Bagi masyarakat di Pasemah misalnya, Si Pahit Lidah dipercaya sebagai sosok yang pernah hidup di masa lalu.

“Menjaga artefak megalitik juga penghormatan terhadap Si Pahit Lidah. Sebagian besar masyarakat percaya jika arca dan artefak megalit lainnya itu karena disumpah Si Pahit Lidah,” kata Mario Andrakmartik, seorang budayawan Lahat.

Bagi masyarakat di sekitar Danau Ranau, baik di Kabupaten Ogan Komering Ulu (OKU) Selatan, Sumsel, maupun Kabupaten Lampung Barat, Lampung merupakan pantangan jika mengolok atau mengejek Si Pahit Lidah.

Di sekitar Danau Ranau ini dapat dijumpai berbagai peninggalan artefak dari masa megalitikum.

“Jika puyang kami diejek atau dihina, kami yakin pelakunya akan mengalami sakit bahkan dapat meninggal dunia jika tidak segera diobati orang pintar dan melakukan sedekah,” tutur seorang warga Banding Agung, Kabupaten OKU Selatan, beberapa waktu lalu kepada Mongabay Indonesia.

Baca juga: Air Terjun Batu Betiang di Situs Warisan Dunia

 

Masyarakat Desa Napal Licin percaya semua artefak megalitik maupun batu-batu mirip benda hidup merupakan hasil sumpah Si Pahit Lidah. Foto Nopri Ismi/Mongabay Indonesia

 

Peduli Lingkungan dan Budaya di Wilayah Bukit Barisan

Meski demikian, saat ini kondisi TNKS mulai mengalami kerusakan. Mulai dari perambahan, penambangan emas liar, perburuan satwa langka, serta perilaku jahil pada benda-benda bersejarah.

(Entri yang diambil dari sebuah koleksi)

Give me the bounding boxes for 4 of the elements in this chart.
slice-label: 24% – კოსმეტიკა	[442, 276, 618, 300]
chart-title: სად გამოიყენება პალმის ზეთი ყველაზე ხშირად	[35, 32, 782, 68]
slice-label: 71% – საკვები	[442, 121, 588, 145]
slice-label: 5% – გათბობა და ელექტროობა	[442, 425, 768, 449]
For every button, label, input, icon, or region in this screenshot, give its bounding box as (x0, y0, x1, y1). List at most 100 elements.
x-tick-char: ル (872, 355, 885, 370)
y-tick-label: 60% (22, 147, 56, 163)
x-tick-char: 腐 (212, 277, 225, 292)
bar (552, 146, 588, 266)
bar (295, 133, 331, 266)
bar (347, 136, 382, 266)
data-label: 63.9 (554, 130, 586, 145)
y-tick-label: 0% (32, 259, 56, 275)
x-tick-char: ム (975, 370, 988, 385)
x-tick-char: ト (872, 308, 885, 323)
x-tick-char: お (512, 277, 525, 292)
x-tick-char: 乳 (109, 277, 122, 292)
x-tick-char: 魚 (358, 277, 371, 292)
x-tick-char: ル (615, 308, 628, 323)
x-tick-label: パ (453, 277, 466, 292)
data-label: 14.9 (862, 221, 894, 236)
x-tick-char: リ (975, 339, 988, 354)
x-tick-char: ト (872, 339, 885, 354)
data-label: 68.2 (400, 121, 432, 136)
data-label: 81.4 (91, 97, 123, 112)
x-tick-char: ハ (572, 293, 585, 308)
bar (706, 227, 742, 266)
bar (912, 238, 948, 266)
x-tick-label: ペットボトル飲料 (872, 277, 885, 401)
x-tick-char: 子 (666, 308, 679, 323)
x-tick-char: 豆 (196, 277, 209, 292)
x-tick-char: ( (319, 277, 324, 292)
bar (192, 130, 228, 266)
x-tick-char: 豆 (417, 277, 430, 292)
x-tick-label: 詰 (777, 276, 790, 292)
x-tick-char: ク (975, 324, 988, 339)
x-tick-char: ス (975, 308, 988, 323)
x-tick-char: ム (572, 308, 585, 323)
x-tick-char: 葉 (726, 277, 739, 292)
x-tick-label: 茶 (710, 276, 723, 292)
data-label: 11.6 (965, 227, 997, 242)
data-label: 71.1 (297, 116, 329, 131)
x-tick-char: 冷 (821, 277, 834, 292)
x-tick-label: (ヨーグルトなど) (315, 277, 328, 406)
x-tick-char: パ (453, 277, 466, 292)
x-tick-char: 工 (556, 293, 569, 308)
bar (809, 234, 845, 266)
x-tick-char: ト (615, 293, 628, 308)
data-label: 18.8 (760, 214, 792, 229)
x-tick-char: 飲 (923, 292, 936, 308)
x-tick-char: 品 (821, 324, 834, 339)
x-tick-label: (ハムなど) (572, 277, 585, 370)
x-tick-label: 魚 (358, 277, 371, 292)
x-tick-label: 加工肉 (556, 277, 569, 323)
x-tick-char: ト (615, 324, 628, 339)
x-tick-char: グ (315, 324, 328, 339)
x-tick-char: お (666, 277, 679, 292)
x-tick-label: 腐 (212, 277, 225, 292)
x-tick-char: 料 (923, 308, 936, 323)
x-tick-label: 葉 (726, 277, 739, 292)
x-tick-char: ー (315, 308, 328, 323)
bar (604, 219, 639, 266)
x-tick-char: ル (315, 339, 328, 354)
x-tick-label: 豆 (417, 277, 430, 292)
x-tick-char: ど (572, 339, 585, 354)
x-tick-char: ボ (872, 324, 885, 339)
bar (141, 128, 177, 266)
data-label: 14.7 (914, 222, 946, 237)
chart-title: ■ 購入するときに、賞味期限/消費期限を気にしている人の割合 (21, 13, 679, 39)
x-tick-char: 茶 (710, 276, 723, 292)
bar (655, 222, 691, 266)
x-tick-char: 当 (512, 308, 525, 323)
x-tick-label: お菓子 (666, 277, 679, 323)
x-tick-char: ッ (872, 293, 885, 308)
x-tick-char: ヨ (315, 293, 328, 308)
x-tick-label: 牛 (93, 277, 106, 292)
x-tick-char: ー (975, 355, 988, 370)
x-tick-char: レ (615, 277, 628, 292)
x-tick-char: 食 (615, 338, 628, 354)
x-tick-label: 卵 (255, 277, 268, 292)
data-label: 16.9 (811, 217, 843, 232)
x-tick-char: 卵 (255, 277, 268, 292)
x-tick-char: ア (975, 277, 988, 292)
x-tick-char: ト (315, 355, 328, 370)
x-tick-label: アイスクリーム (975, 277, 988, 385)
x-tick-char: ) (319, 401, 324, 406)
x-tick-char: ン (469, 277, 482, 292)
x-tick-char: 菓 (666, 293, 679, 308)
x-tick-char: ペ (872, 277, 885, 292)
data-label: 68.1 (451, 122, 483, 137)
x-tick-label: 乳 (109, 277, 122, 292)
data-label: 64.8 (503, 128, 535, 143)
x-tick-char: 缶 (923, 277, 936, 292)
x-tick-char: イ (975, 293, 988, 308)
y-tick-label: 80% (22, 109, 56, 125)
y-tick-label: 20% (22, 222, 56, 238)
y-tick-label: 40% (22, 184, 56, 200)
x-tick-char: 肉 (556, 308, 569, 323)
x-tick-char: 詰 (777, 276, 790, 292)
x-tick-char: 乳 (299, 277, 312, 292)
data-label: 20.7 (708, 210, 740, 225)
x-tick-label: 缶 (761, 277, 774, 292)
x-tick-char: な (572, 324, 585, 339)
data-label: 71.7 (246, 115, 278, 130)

Tugas:
(a) Jawablah pertanyaan berikut berdasarkan kutipan tentang Si Pahit Lidah, dengan penanda yang sama pada setiap jawaban.
(i) Siapakah Mario Andrakmartik menurut kutipan itu?
(ii) Di sekitar danau apa dapat dijumpai berbagai peninggalan artefak dari masa megalitikum?
(iii) Apa saja bentuk kerusakan yang mulai dialami TNKS?
(b) Tentukan apakah setiap pernyataan berikut sesuai dengan kutipan tentang Si Pahit Lidah. Jawab ya atau tidak, lalu kutip kata-kata dari kutipan yang menjadi dasarnya.
(i) Masyarakat di Pasemah percaya bahwa Si Pahit Lidah pernah hidup di masa lalu.
(ii) Bagi masyarakat di sekitar Danau Ranau, mengejek Si Pahit Lidah bukanlah hal yang dilarang.
(iii) Saat ini kondisi TNKS masih terjaga tanpa kerusakan.
(c) Lanjutkan kutipan tentang Si Pahit Lidah mulai dari kalimat terakhirnya.
Baris-baris data itu tidak ada hubungannya dengan kutipan tentang Si Pahit Lidah.

Jawaban per tugas:
(a)
(i) Mario Andrakmartik adalah seorang budayawan Lahat.
(ii) Peninggalan itu dapat dijumpai di sekitar Danau Ranau.
(iii) Bentuk kerusakannya adalah perambahan, penambangan emas liar, perburuan satwa langka, serta perilaku jahil pada benda-benda bersejarah.

(b)
(i) Ya: "Si Pahit Lidah dipercaya sebagai sosok yang pernah hidup di masa lalu."
(ii) Tidak: "merupakan pantangan jika mengolok atau mengejek Si Pahit Lidah."
(iii) Tidak: "saat ini kondisi TNKS mulai mengalami kerusakan."

(c)
“Mungkin ini dikarenakan mulai hilangnya keyakinan masyarakat terhadap legenda tersebut, termasuk juga para pendatang yang terkadang tidak menghormati tradisi atau nilai-nilai yang dijaga masyarakat lokal,” kata Yenrizal.

Keprihatinan ini lalu mendorong warga di Desa Napal Licin menyusun dan membentuk lembaga kemasyarakatan yang peduli lingkungan dan budaya.

“Tujuan pendirian lembaga ini untuk mendorong keterlibatan masyarakat dalam upaya menjaga TNKS dan nilai budayanya berdasarkan legenda Si Pahit Lidah. Kegiatan utamanya arahnya ke ekowisata yang memanfaatkan goa batu, artefak sejarah, dan keindahan alam,” tutur Asnawi.

Devi Suhartoni, Bupati Musi Rawas Utara yang baru terpilih pada 2020 menyebut tentang potensi yang ada di wilayahnya.

“Wilayah TNKS yang ada di Kabupaten Musi Rawas Utara ini, mayoritasnya ada di wilayah Kecamatan Ulu Rawas. Wilayah ini merupakan tempat yang amat menarik dari keindahan dan nilai sejarahnya. Harapan kami, masyarakat dapat dilibatkan untuk menjaga TNKS, tanpa mengabaikan sumber ekonominya,” jelas Devi.

Kecamatan Ulu Rawas mencakup Desa Napal Licin, Muara Kulam, dan Kuto Tanjung, sambung Devi adalah daerah sangat indah yang diapit hutan tropis TNKS.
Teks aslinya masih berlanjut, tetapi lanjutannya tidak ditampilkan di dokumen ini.